───── PROVIDED MATERIAL

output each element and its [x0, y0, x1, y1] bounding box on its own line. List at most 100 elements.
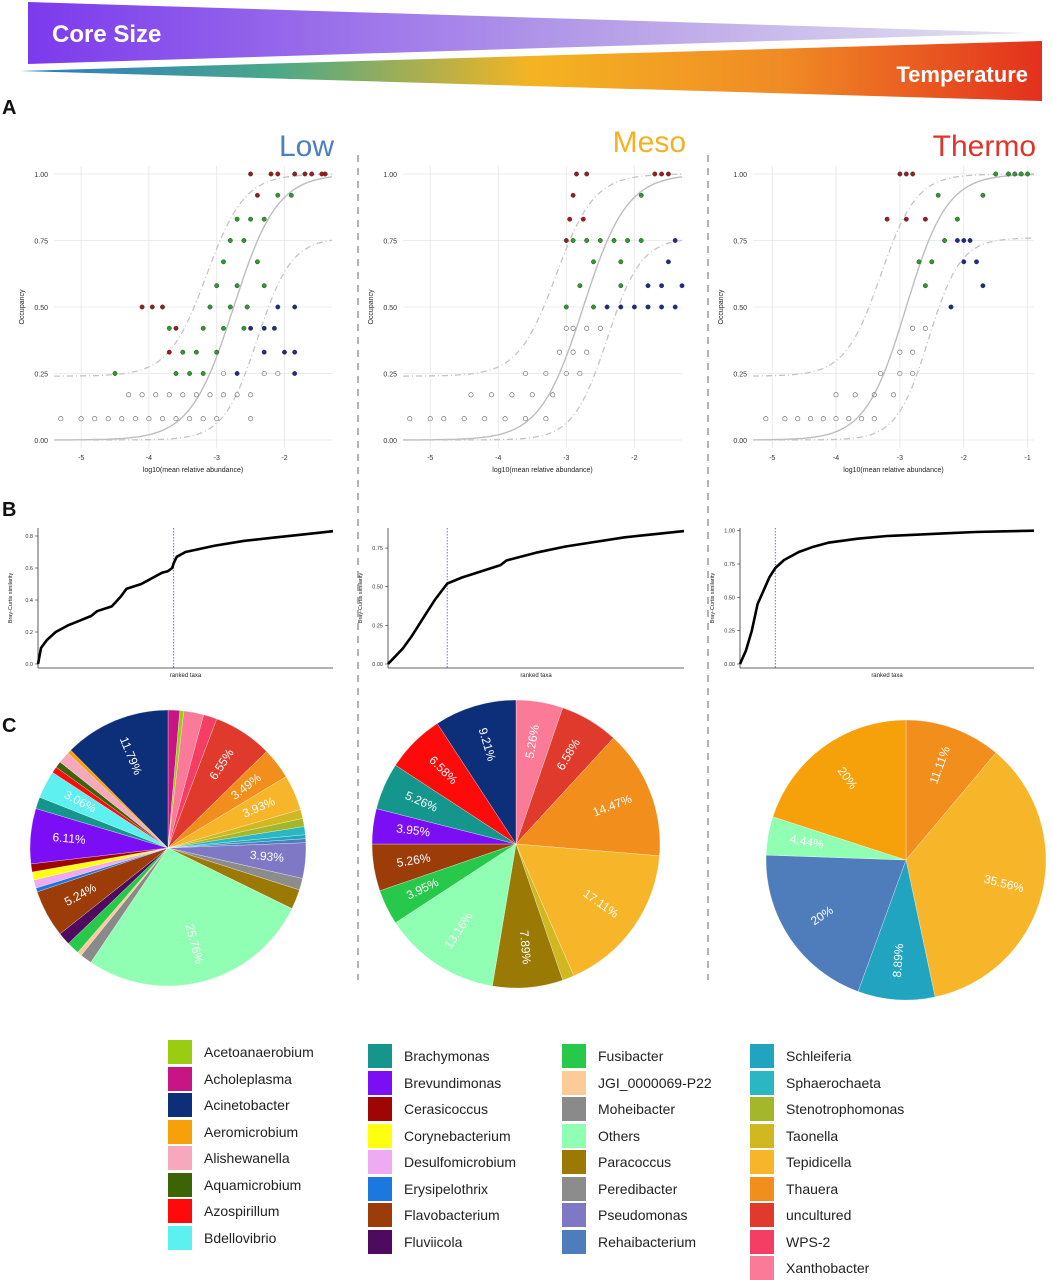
point-shared [955, 216, 960, 222]
point-shared [241, 325, 247, 331]
fit-curve [752, 173, 1035, 441]
legend-swatch [168, 1119, 192, 1144]
legend-label: Moheibacter [598, 1101, 676, 1117]
point-shared [173, 371, 179, 376]
point-other [58, 416, 64, 422]
point-core [275, 171, 281, 177]
point-shared [234, 216, 240, 222]
point-other [173, 416, 179, 422]
point-shared [929, 259, 935, 265]
legend-item: Rehaibacterium [562, 1229, 696, 1254]
point-other [275, 370, 281, 377]
point-other [78, 416, 84, 422]
legend-swatch [750, 1123, 774, 1148]
point-abundant [961, 238, 967, 243]
pie-slice-thauera [515, 737, 661, 857]
point-shared [1018, 171, 1024, 177]
legend-item: Desulfomicrobium [368, 1150, 516, 1174]
point-other [820, 416, 826, 422]
point-shared [221, 325, 226, 331]
pie-slice-label: 8.89% [890, 943, 906, 978]
legend-swatch [750, 1150, 774, 1174]
legend-label: Thauera [786, 1180, 839, 1197]
legend-item: Alishewanella [168, 1146, 290, 1170]
point-shared [261, 283, 267, 289]
y-tick-label: 0.0 [25, 662, 33, 668]
point-other [261, 370, 267, 377]
point-other [577, 370, 583, 377]
point-shared [254, 259, 260, 265]
pie-slice-rehaibacterium [765, 854, 907, 992]
point-shared [611, 238, 617, 243]
legend-item: Brevundimonas [368, 1070, 501, 1095]
y-tick-label: 0.25 [372, 623, 383, 629]
core-pies: 6.55%3.49%3.93%3.93%25.76%5.24%6.11%3.06… [29, 699, 1047, 1001]
point-other [214, 416, 220, 422]
point-other [234, 392, 240, 398]
legend-label: Acinetobacter [204, 1097, 290, 1113]
y-tick-label: 0.00 [383, 438, 397, 445]
point-shared [241, 238, 247, 243]
point-shared [935, 192, 941, 198]
y-axis-title: Occupancy [19, 289, 26, 325]
legend-item: Aeromicrobium [168, 1119, 298, 1144]
legend-item: Schleiferia [750, 1044, 851, 1068]
occupancy-facet-low: 0.00 0.25 0.50 0.75 1.00 -5 -4 -3 -2 log10(mean r… [19, 166, 333, 474]
point-other [795, 416, 801, 422]
legend-item: Sphaerochaeta [750, 1070, 881, 1095]
point-other [859, 416, 865, 422]
point-shared [584, 238, 590, 243]
point-other [570, 349, 576, 355]
point-other [833, 392, 839, 398]
legend-label: Bdellovibrio [204, 1229, 277, 1246]
similarity-curve [738, 529, 1035, 665]
y-tick-label: 0.00 [34, 438, 48, 445]
point-shared [248, 216, 254, 222]
point-other [207, 392, 213, 398]
legend-label: Aquamicrobium [204, 1176, 302, 1193]
legend-label: Cerasicoccus [404, 1101, 489, 1117]
group-title-low: Low [279, 130, 334, 163]
legend-item: Brachymonas [368, 1044, 490, 1068]
x-axis-title: ranked taxa [871, 673, 903, 679]
point-other [597, 325, 603, 331]
pie-slice-label: 3.93% [249, 848, 285, 865]
point-other [782, 416, 788, 422]
point-core [910, 171, 916, 177]
pie-slice-label: 3.95% [395, 821, 431, 839]
point-core [302, 171, 308, 177]
point-abundant [659, 304, 664, 310]
bray-curtis-low: 0.0 0.2 0.4 0.6 0.8 ranked taxa Bray-Curtis si… [8, 528, 334, 679]
x-tick-label: -1 [1024, 455, 1030, 462]
point-other [563, 370, 569, 377]
point-core [248, 171, 254, 177]
x-tick-label: -3 [563, 455, 569, 462]
point-abundant [948, 304, 954, 310]
point-other [220, 392, 227, 398]
legend-label: Schleiferia [786, 1048, 852, 1064]
group-title-meso: Meso [613, 126, 686, 159]
point-other [153, 392, 159, 398]
pie-slice-label: 4.44% [789, 832, 825, 852]
legend-label: Tepidicella [786, 1154, 852, 1170]
point-shared [1006, 171, 1011, 177]
legend-item: Fluviicola [368, 1229, 462, 1254]
point-other [871, 392, 877, 398]
point-core [139, 304, 145, 310]
legend-swatch [750, 1229, 774, 1254]
y-tick-label: 0.00 [724, 662, 735, 668]
pie-slice-aeromicrobium [772, 719, 907, 861]
point-other [550, 392, 556, 398]
bray-curtis-thermo: 0.00 0.25 0.50 0.75 1.00 ranked taxa Bray-Curt… [710, 528, 1035, 679]
y-tick-label: 1.00 [724, 529, 735, 535]
point-abundant [980, 283, 986, 289]
legend-swatch [750, 1176, 774, 1201]
point-other [878, 370, 884, 377]
occupancy-panels: 0.00 0.25 0.50 0.75 1.00 -5 -4 -3 -2 log10(mean r… [19, 166, 1035, 474]
point-core [254, 192, 260, 198]
legend-swatch [168, 1172, 192, 1197]
point-other [482, 416, 488, 422]
x-tick-label: -5 [78, 455, 84, 462]
legend-label: Acetoanaerobium [204, 1044, 314, 1060]
point-other [529, 392, 535, 398]
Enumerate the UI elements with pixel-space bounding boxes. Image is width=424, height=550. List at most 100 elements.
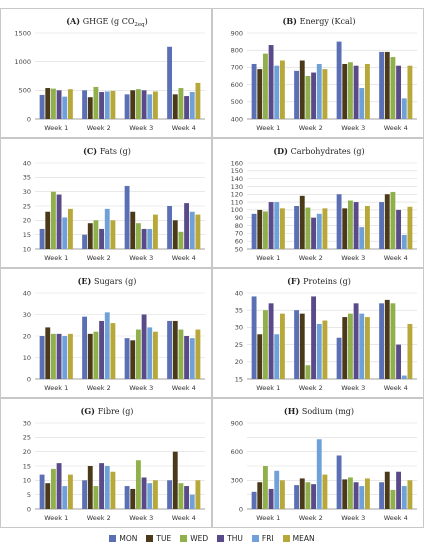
bar-thu (56, 333, 62, 379)
bar-fri (147, 327, 153, 379)
bar-mean (67, 333, 73, 379)
bar-mon (294, 70, 300, 119)
x-tick-label: Week 2 (87, 124, 111, 132)
bar-wed (390, 303, 396, 379)
y-tick-label: 25 (23, 434, 31, 442)
bar-wed (93, 86, 99, 119)
x-tick-label: Week 4 (172, 124, 196, 132)
bar-wed (305, 365, 311, 379)
bar-mon (336, 455, 342, 509)
bar-thu (99, 320, 105, 379)
bar-mon (39, 336, 45, 379)
bar-thu (99, 92, 105, 119)
legend-item: TUE (146, 534, 171, 543)
bar-fri (147, 483, 153, 509)
bar-thu (311, 217, 317, 249)
x-tick-label: Week 1 (256, 384, 280, 392)
bar-mean (322, 320, 328, 379)
bar-fri (316, 63, 322, 119)
x-tick-label: Week 3 (129, 124, 153, 132)
y-tick-label: 120 (231, 191, 243, 199)
y-tick-label: 300 (231, 477, 243, 485)
x-tick-label: Week 1 (44, 124, 68, 132)
bar-thu (56, 194, 62, 249)
y-tick-label: 35 (23, 174, 31, 182)
y-tick-label: 140 (231, 175, 243, 183)
chart-panel: (B) Energy (Kcal) 400 500 600 700 800 900 Week … (212, 8, 424, 138)
chart-svg: (B) Energy (Kcal) 400 500 600 700 800 900 Week … (231, 16, 417, 132)
y-tick-label: 35 (235, 307, 243, 315)
bar-tue (172, 220, 178, 249)
bar-mon (294, 485, 300, 509)
bar-fri (316, 213, 322, 249)
bar-fri (274, 334, 280, 379)
bar-wed (347, 200, 353, 249)
bar-wed (50, 88, 56, 119)
x-tick-label: Week 1 (44, 514, 68, 522)
y-tick-label: 40 (23, 289, 31, 297)
x-tick-label: Week 3 (129, 384, 153, 392)
x-tick-label: Week 4 (384, 514, 408, 522)
bar-mon (167, 46, 173, 120)
x-tick-label: Week 2 (87, 384, 111, 392)
bar-mean (110, 220, 116, 249)
y-tick-label: 20 (23, 448, 31, 456)
legend-label: TUE (156, 533, 172, 543)
bar-thu (353, 482, 359, 509)
bar-wed (135, 89, 141, 119)
x-tick-label: Week 2 (299, 514, 323, 522)
y-tick-label: 600 (231, 81, 243, 89)
bar-wed (347, 477, 353, 509)
bar-wed (135, 460, 141, 509)
legend-item: WED (180, 534, 208, 543)
chart-panel: (E) Sugars (g) 0 10 20 30 40 Week 1 Week 2 Week … (0, 268, 212, 398)
bar-tue (130, 211, 136, 249)
y-tick-label: 900 (231, 419, 243, 427)
bar-mon (251, 296, 257, 379)
bar-tue (299, 195, 305, 249)
bar-mon (167, 480, 173, 509)
y-tick-label: 15 (23, 462, 31, 470)
chart-svg: (H) Sodium (mg) 0 300 600 900 Week 1 Week 2 Wee… (231, 406, 417, 522)
x-tick-label: Week 3 (341, 384, 365, 392)
bar-tue (384, 299, 390, 379)
bar-thu (353, 303, 359, 379)
bar-wed (305, 76, 311, 119)
bar-fri (359, 88, 365, 119)
bar-mean (364, 63, 370, 119)
bar-mean (407, 65, 413, 119)
y-tick-label: 0 (27, 505, 31, 513)
y-tick-label: 40 (235, 289, 243, 297)
legend-label: FRI (261, 533, 274, 543)
y-tick-label: 25 (23, 202, 31, 210)
chart-title: (A) GHGE (g CO2eq) (66, 16, 148, 28)
bar-tue (45, 327, 51, 379)
chart-title: (F) Proteins (g) (287, 276, 351, 286)
bar-tue (257, 482, 263, 509)
y-tick-label: 15 (235, 375, 243, 383)
bar-mon (124, 185, 130, 249)
bar-tue (257, 69, 263, 119)
y-tick-label: 700 (231, 64, 243, 72)
bar-mean (364, 206, 370, 249)
bar-mean (407, 323, 413, 379)
bar-wed (305, 207, 311, 249)
chart-svg: (D) Carbohydrates (g) 5060708090100110120… (231, 146, 417, 262)
bar-thu (268, 45, 274, 119)
bar-mean (279, 480, 285, 509)
y-tick-label: 30 (23, 311, 31, 319)
bar-tue (257, 334, 263, 379)
bar-mean (67, 89, 73, 119)
bar-wed (135, 223, 141, 249)
y-tick-label: 800 (231, 47, 243, 55)
bar-thu (184, 486, 190, 509)
y-tick-label: 70 (235, 230, 243, 238)
legend-swatch (109, 534, 117, 542)
bar-fri (62, 96, 68, 119)
chart-title: (H) Sodium (mg) (284, 406, 354, 416)
y-tick-label: 90 (235, 214, 243, 222)
bar-mean (407, 480, 413, 509)
bar-fri (62, 336, 68, 379)
bar-mon (251, 63, 257, 119)
bar-wed (50, 333, 56, 379)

──────────

EXERCISE DETAILS
Given the data above, which lines hold the string "title"? Return them.

SOLVED PROBLEM
y-axis-title: Occupancy [19, 289, 26, 325]
group-title-low: Low [279, 130, 334, 163]
x-axis-title: ranked taxa [871, 673, 903, 679]
group-title-meso: Meso [613, 126, 686, 159]
chart-title: (A) GHGE (g CO2eq) (66, 16, 148, 28)
chart-title: (F) Proteins (g) (287, 276, 351, 286)
chart-title: (H) Sodium (mg) (284, 406, 354, 416)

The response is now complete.